"""

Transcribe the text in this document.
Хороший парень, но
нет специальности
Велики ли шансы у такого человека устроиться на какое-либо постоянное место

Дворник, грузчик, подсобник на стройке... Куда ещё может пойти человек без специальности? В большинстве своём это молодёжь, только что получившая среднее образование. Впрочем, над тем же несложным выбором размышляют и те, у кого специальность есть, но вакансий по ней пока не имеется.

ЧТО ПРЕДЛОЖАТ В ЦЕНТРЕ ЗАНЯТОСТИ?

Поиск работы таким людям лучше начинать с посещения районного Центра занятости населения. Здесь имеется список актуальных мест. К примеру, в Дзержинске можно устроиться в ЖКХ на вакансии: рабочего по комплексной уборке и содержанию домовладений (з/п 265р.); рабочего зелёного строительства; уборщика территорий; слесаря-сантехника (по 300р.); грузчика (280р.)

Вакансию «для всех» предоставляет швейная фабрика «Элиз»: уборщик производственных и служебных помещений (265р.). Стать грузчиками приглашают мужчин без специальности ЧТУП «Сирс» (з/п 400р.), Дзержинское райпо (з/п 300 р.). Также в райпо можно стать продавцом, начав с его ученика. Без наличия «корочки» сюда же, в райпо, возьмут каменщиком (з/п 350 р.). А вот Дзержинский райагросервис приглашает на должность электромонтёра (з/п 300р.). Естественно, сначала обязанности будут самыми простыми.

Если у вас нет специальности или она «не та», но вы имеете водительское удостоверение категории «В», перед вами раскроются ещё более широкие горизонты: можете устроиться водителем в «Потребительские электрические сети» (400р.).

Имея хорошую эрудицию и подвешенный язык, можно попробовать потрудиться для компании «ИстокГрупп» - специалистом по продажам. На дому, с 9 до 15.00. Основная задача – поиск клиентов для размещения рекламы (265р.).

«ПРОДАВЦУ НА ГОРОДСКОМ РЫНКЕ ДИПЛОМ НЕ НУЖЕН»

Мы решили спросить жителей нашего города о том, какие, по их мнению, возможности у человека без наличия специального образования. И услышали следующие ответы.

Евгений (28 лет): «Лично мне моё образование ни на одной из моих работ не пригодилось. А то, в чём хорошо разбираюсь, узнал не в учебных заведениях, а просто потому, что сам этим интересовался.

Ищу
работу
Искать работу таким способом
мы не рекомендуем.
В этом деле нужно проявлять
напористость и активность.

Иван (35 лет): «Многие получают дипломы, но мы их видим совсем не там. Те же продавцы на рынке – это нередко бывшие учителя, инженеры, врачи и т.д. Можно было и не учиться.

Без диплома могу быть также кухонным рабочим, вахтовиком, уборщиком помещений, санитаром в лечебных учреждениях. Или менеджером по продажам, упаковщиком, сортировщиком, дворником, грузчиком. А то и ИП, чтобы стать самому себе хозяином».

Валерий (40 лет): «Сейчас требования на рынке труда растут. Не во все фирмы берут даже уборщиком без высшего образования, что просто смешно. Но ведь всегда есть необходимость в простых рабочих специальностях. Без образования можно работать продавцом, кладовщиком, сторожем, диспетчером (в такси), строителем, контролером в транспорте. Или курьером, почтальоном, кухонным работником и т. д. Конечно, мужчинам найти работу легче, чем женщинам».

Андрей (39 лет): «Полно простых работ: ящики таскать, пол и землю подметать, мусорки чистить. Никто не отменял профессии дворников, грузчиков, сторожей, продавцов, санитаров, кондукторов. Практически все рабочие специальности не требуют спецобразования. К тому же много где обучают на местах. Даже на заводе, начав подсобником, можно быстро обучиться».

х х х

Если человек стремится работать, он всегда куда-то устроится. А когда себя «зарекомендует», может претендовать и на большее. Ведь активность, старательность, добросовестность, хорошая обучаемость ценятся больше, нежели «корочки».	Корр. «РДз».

"""

▶ [Exercise goal]: Scan the material above for the word "активность". Copy each line where it occurs.

▶ [Correct answer]:
напористость и активность.
Если человек стремится работать, он всегда куда-то устроится. А когда себя «зарекомендует», может претендовать и на большее. Ведь активность, старательность, добросовестность, хорошая обучаемость ценятся больше, нежели «корочки».	Корр. «РДз».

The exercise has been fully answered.